━━━━━ Data ━━━━━

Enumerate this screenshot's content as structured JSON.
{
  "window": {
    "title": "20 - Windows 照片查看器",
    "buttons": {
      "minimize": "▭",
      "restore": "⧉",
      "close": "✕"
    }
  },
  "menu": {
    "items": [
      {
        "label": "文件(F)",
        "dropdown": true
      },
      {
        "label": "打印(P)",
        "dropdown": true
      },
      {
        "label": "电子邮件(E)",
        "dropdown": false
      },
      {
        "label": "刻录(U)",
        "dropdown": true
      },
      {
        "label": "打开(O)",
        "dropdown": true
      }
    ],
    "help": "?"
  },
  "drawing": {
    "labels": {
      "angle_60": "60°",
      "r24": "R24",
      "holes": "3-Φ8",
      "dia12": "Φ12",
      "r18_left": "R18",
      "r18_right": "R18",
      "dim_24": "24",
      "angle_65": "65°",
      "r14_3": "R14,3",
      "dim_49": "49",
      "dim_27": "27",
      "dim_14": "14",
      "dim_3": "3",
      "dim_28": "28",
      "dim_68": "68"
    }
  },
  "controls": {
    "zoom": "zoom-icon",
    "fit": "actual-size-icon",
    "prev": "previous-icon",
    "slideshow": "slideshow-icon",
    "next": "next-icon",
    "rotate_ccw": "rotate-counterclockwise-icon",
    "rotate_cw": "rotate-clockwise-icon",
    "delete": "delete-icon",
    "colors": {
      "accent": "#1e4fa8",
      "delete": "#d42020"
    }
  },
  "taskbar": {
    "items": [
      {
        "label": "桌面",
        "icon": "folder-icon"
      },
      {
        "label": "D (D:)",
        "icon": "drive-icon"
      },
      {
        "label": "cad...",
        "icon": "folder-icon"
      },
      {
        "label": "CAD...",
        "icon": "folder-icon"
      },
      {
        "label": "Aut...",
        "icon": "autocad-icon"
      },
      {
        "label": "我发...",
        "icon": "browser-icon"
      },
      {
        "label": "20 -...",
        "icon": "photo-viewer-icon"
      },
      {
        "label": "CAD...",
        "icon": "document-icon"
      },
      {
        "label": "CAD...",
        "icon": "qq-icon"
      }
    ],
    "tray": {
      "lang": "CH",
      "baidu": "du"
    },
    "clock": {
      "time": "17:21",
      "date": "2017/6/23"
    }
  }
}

━━━━━

What you will do: Identify every line above that includes the word "rotate", and show those lines.

Expected answer:
    "rotate_ccw": "rotate-counterclockwise-icon",
    "rotate_cw": "rotate-clockwise-icon",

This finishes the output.